* **TASK PROMPT**
With the pictures left out, copy the listing below exactly.

* **SOURCE DATA**

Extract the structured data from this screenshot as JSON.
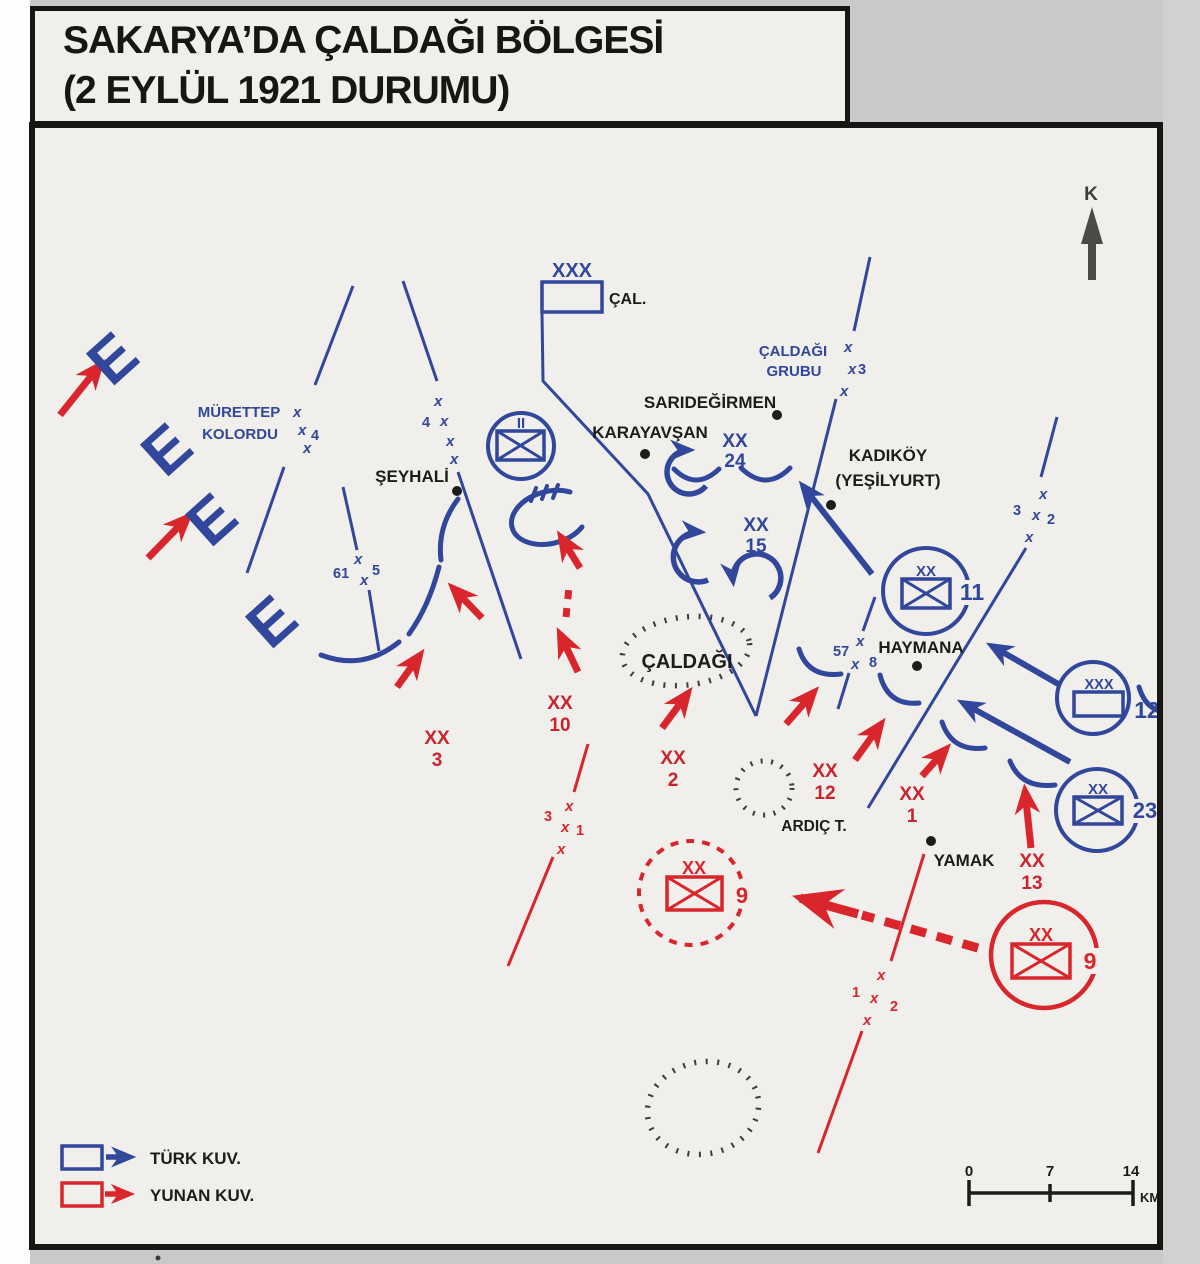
{
  "title": {
    "line1": "SAKARYA’DA ÇALDAĞI BÖLGESİ",
    "line2": "(2 EYLÜL 1921 DURUMU)"
  },
  "north_label": "K",
  "corps_hq": {
    "echelon": "XXX",
    "name": "ÇAL."
  },
  "formation_labels": {
    "murettep_line1": "MÜRETTEP",
    "murettep_line2": "KOLORDU",
    "grubu_line1": "ÇALDAĞI",
    "grubu_line2": "GRUBU"
  },
  "turkish_units": {
    "div24_echelon": "XX",
    "div24_number": "24",
    "div15_echelon": "XX",
    "div15_number": "15",
    "div11_echelon": "XX",
    "div11_number": "11",
    "group12_echelon": "XXX",
    "group12_number": "12",
    "div23_echelon": "XX",
    "div23_number": "23",
    "circled_battalion_echelon": "II"
  },
  "greek_units": {
    "div3_echelon": "XX",
    "div3_number": "3",
    "div10_echelon": "XX",
    "div10_number": "10",
    "div2_echelon": "XX",
    "div2_number": "2",
    "div12_echelon": "XX",
    "div12_number": "12",
    "div1_echelon": "XX",
    "div1_number": "1",
    "div13_echelon": "XX",
    "div13_number": "13",
    "div9_echelon": "XX",
    "div9_number": "9",
    "div9_objective_echelon": "XX",
    "div9_objective_number": "9"
  },
  "boundary_numbers": {
    "left4": "4",
    "right4": "4",
    "n61": "61",
    "n5": "5",
    "grubu3": "3",
    "right3": "3",
    "right2": "2",
    "n57": "57",
    "n8": "8",
    "red3": "3",
    "red1a": "1",
    "red1b": "1",
    "red2": "2",
    "x": "x"
  },
  "places": {
    "sarigedirmen": "SARIDEĞİRMEN",
    "karayavsan": "KARAYAVŞAN",
    "kadikoy": "KADIKÖY",
    "yesilyurt": "(YEŞİLYURT)",
    "seyhali": "ŞEYHALİ",
    "haymana": "HAYMANA",
    "yamak": "YAMAK"
  },
  "terrain": {
    "caldagi": "ÇALDAĞI",
    "ardic": "ARDIÇ T."
  },
  "trench_glyph": "E",
  "legend": {
    "turkish": "TÜRK KUV.",
    "greek": "YUNAN KUV."
  },
  "scale_bar": {
    "tick0": "0",
    "tick1": "7",
    "tick2": "14",
    "unit": "KM"
  },
  "colors": {
    "turkish_blue": "#31479b",
    "greek_red": "#d8262c",
    "ink": "#1c1c1a",
    "map_bg": "#f0efeb",
    "terrain_dots": "#3c3c3a",
    "north_gray": "#4a4a48"
  }
}
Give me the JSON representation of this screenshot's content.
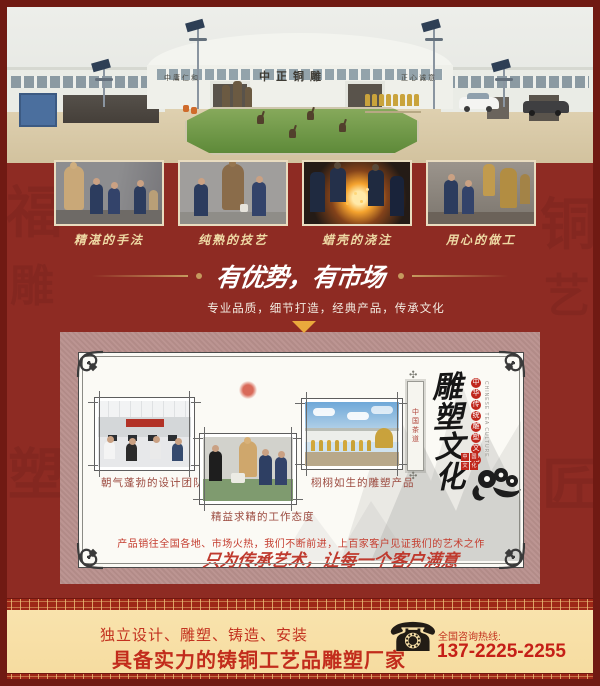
{
  "colors": {
    "maroon_bg": "#8e2b23",
    "maroon_border": "#701a13",
    "gold_accent": "#c59a5e",
    "triangle_gold": "#eaa93c",
    "pink_band": "#b88f8c",
    "card_bg": "#fbfaf5",
    "caption_gold": "#eed9a4",
    "red_text": "#c3321f",
    "footer_cream": "#f8e1a9"
  },
  "header_photo": {
    "signs": [
      "中庸仁和",
      "中正铜雕",
      "正心诚意"
    ]
  },
  "process_photos": [
    {
      "caption": "精湛的手法"
    },
    {
      "caption": "纯熟的技艺"
    },
    {
      "caption": "蜡壳的浇注"
    },
    {
      "caption": "用心的做工"
    }
  ],
  "divider": {
    "title": "有优势，有市场",
    "subtitle": "专业品质，细节打造，经典产品，传承文化"
  },
  "culture_card": {
    "photos": [
      {
        "caption": "朝气蓬勃的设计团队"
      },
      {
        "caption": "精益求精的工作态度"
      },
      {
        "caption": "栩栩如生的雕塑产品"
      }
    ],
    "vertical_title": "雕塑文化",
    "vertical_subtitle": "中华传统雕塑文化",
    "vertical_english": "CHINESE TEA CULTURE",
    "bookmark_text": "中国茶道",
    "seal_text": "中国文化",
    "body": "产品销往全国各地、市场火热，我们不断前进，上百家客户见证我们的艺术之作",
    "slogan": "只为传承艺术，让每一个客户满意"
  },
  "footer": {
    "line1": "独立设计、雕塑、铸造、安装",
    "line2": "具备实力的铸铜工艺品雕塑厂家",
    "hotline_label": "全国咨询热线:",
    "phone": "137-2225-2255",
    "phone_icon": "☎"
  },
  "decor": {
    "watermark_chars": "福雕铜艺塑匠"
  }
}
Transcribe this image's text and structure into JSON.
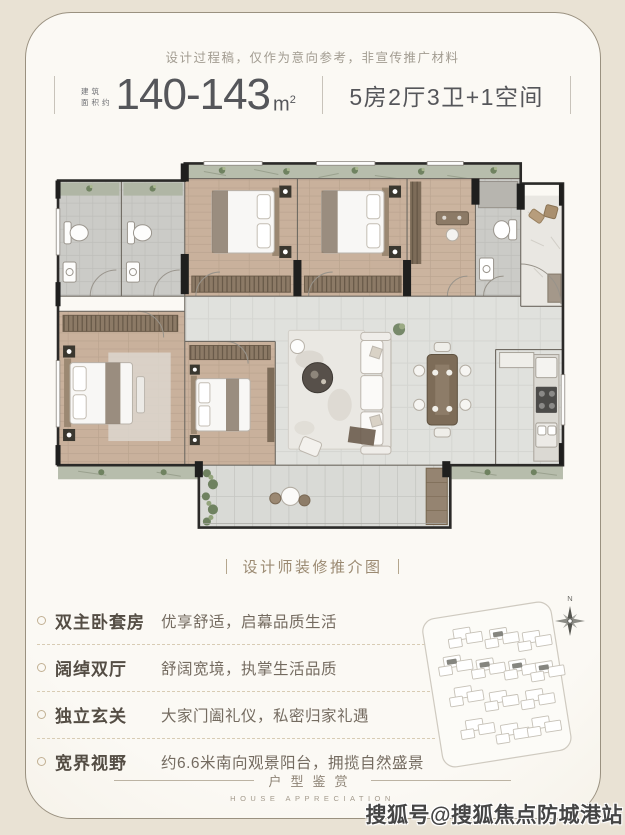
{
  "header": {
    "disclaimer": "设计过程稿，仅作为意向参考，非宣传推广材料",
    "area_prefix_line1": "建筑",
    "area_prefix_line2": "面积约",
    "area_value": "140-143",
    "area_unit_base": "m",
    "area_unit_sup": "2",
    "spec": "5房2厅3卫+1空间"
  },
  "plan_caption": {
    "text": "设计师装修推介图"
  },
  "features": [
    {
      "label": "双主卧套房",
      "desc": "优享舒适，启幕品质生活"
    },
    {
      "label": "阔绰双厅",
      "desc": "舒阔宽境，执掌生活品质"
    },
    {
      "label": "独立玄关",
      "desc": "大家门阖礼仪，私密归家礼遇"
    },
    {
      "label": "宽界视野",
      "desc": "约6.6米南向观景阳台，拥揽自然盛景"
    }
  ],
  "sitemap": {
    "compass_label": "N"
  },
  "footer": {
    "title": "户型鉴赏",
    "subtitle": "HOUSE APPRECIATION"
  },
  "watermark": "搜狐号@搜狐焦点防城港站",
  "colors": {
    "page_outer": "#e9e2d4",
    "card_bg": "#fbf9f4",
    "frame_border": "#9a9180",
    "title_text": "#55565a",
    "disclaimer_text": "#a29c91",
    "caption_text": "#9b8a72",
    "feature_label": "#544d44",
    "feature_desc": "#746b60",
    "dashed_line": "#d8ccb4",
    "footer_text": "#8d8375",
    "watermark_text": "#454545",
    "plan_wood": "#c9b19c",
    "plan_tile": "#e0e1dd",
    "plan_wall": "#1f1f1e"
  },
  "icons": {
    "compass": "compass-rose-8-point",
    "bullet": "small-ring-circle"
  }
}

* **ANSWER TO THE PROBLEM**
Extract the structured data from this screenshot as JSON.
{
  "title": {
    "line1": "SAKARYA’DA ÇALDAĞI BÖLGESİ",
    "line2": "(2 EYLÜL 1921 DURUMU)"
  },
  "north_label": "K",
  "corps_hq": {
    "echelon": "XXX",
    "name": "ÇAL."
  },
  "formation_labels": {
    "murettep_line1": "MÜRETTEP",
    "murettep_line2": "KOLORDU",
    "grubu_line1": "ÇALDAĞI",
    "grubu_line2": "GRUBU"
  },
  "turkish_units": {
    "div24_echelon": "XX",
    "div24_number": "24",
    "div15_echelon": "XX",
    "div15_number": "15",
    "div11_echelon": "XX",
    "div11_number": "11",
    "group12_echelon": "XXX",
    "group12_number": "12",
    "div23_echelon": "XX",
    "div23_number": "23",
    "circled_battalion_echelon": "II"
  },
  "greek_units": {
    "div3_echelon": "XX",
    "div3_number": "3",
    "div10_echelon": "XX",
    "div10_number": "10",
    "div2_echelon": "XX",
    "div2_number": "2",
    "div12_echelon": "XX",
    "div12_number": "12",
    "div1_echelon": "XX",
    "div1_number": "1",
    "div13_echelon": "XX",
    "div13_number": "13",
    "div9_echelon": "XX",
    "div9_number": "9",
    "div9_objective_echelon": "XX",
    "div9_objective_number": "9"
  },
  "boundary_numbers": {
    "left4": "4",
    "right4": "4",
    "n61": "61",
    "n5": "5",
    "grubu3": "3",
    "right3": "3",
    "right2": "2",
    "n57": "57",
    "n8": "8",
    "red3": "3",
    "red1a": "1",
    "red1b": "1",
    "red2": "2",
    "x": "x"
  },
  "places": {
    "sarigedirmen": "SARIDEĞİRMEN",
    "karayavsan": "KARAYAVŞAN",
    "kadikoy": "KADIKÖY",
    "yesilyurt": "(YEŞİLYURT)",
    "seyhali": "ŞEYHALİ",
    "haymana": "HAYMANA",
    "yamak": "YAMAK"
  },
  "terrain": {
    "caldagi": "ÇALDAĞI",
    "ardic": "ARDIÇ T."
  },
  "trench_glyph": "E",
  "legend": {
    "turkish": "TÜRK KUV.",
    "greek": "YUNAN KUV."
  },
  "scale_bar": {
    "tick0": "0",
    "tick1": "7",
    "tick2": "14",
    "unit": "KM"
  },
  "colors": {
    "turkish_blue": "#31479b",
    "greek_red": "#d8262c",
    "ink": "#1c1c1a",
    "map_bg": "#f0efeb",
    "terrain_dots": "#3c3c3a",
    "north_gray": "#4a4a48"
  }
}
Give me the JSON representation of this screenshot's content.
{
  "colors": {
    "maroon_bg": "#8e2b23",
    "maroon_border": "#701a13",
    "gold_accent": "#c59a5e",
    "triangle_gold": "#eaa93c",
    "pink_band": "#b88f8c",
    "card_bg": "#fbfaf5",
    "caption_gold": "#eed9a4",
    "red_text": "#c3321f",
    "footer_cream": "#f8e1a9"
  },
  "header_photo": {
    "signs": [
      "中庸仁和",
      "中正铜雕",
      "正心诚意"
    ]
  },
  "process_photos": [
    {
      "caption": "精湛的手法"
    },
    {
      "caption": "纯熟的技艺"
    },
    {
      "caption": "蜡壳的浇注"
    },
    {
      "caption": "用心的做工"
    }
  ],
  "divider": {
    "title": "有优势，有市场",
    "subtitle": "专业品质，细节打造，经典产品，传承文化"
  },
  "culture_card": {
    "photos": [
      {
        "caption": "朝气蓬勃的设计团队"
      },
      {
        "caption": "精益求精的工作态度"
      },
      {
        "caption": "栩栩如生的雕塑产品"
      }
    ],
    "vertical_title": "雕塑文化",
    "vertical_subtitle": "中华传统雕塑文化",
    "vertical_english": "CHINESE TEA CULTURE",
    "bookmark_text": "中国茶道",
    "seal_text": "中国文化",
    "body": "产品销往全国各地、市场火热，我们不断前进，上百家客户见证我们的艺术之作",
    "slogan": "只为传承艺术，让每一个客户满意"
  },
  "footer": {
    "line1": "独立设计、雕塑、铸造、安装",
    "line2": "具备实力的铸铜工艺品雕塑厂家",
    "hotline_label": "全国咨询热线:",
    "phone": "137-2225-2255",
    "phone_icon": "☎"
  },
  "decor": {
    "watermark_chars": "福雕铜艺塑匠"
  }
}
Transcribe this image's text and structure into JSON.
{
  "header": {
    "disclaimer": "设计过程稿，仅作为意向参考，非宣传推广材料",
    "area_prefix_line1": "建筑",
    "area_prefix_line2": "面积约",
    "area_value": "140-143",
    "area_unit_base": "m",
    "area_unit_sup": "2",
    "spec": "5房2厅3卫+1空间"
  },
  "plan_caption": {
    "text": "设计师装修推介图"
  },
  "features": [
    {
      "label": "双主卧套房",
      "desc": "优享舒适，启幕品质生活"
    },
    {
      "label": "阔绰双厅",
      "desc": "舒阔宽境，执掌生活品质"
    },
    {
      "label": "独立玄关",
      "desc": "大家门阖礼仪，私密归家礼遇"
    },
    {
      "label": "宽界视野",
      "desc": "约6.6米南向观景阳台，拥揽自然盛景"
    }
  ],
  "sitemap": {
    "compass_label": "N"
  },
  "footer": {
    "title": "户型鉴赏",
    "subtitle": "HOUSE APPRECIATION"
  },
  "watermark": "搜狐号@搜狐焦点防城港站",
  "colors": {
    "page_outer": "#e9e2d4",
    "card_bg": "#fbf9f4",
    "frame_border": "#9a9180",
    "title_text": "#55565a",
    "disclaimer_text": "#a29c91",
    "caption_text": "#9b8a72",
    "feature_label": "#544d44",
    "feature_desc": "#746b60",
    "dashed_line": "#d8ccb4",
    "footer_text": "#8d8375",
    "watermark_text": "#454545",
    "plan_wood": "#c9b19c",
    "plan_tile": "#e0e1dd",
    "plan_wall": "#1f1f1e"
  },
  "icons": {
    "compass": "compass-rose-8-point",
    "bullet": "small-ring-circle"
  }
}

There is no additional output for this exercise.